# Task details
Report how many lines in the listing below include the word "постоянное". Write nothing besides the number.
▼
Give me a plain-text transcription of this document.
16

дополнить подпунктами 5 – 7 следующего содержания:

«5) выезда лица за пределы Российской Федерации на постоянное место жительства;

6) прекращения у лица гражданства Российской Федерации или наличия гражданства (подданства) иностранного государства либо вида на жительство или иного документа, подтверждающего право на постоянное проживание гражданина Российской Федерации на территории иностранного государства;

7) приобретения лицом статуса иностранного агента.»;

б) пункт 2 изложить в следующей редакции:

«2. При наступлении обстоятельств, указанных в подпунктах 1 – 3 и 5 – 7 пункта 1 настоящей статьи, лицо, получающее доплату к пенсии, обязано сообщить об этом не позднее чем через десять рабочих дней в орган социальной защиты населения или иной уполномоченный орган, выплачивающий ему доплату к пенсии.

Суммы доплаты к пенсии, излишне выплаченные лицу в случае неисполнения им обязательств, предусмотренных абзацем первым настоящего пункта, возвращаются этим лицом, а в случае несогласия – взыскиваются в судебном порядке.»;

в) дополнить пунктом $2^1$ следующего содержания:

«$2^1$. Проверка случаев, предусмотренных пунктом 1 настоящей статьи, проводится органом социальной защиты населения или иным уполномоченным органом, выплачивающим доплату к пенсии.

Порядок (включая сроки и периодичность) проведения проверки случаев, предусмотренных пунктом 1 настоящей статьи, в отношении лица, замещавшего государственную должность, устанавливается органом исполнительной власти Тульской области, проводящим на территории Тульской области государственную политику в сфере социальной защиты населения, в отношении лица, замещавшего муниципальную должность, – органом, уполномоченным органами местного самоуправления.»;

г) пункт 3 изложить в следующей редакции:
▲
# Full answer
2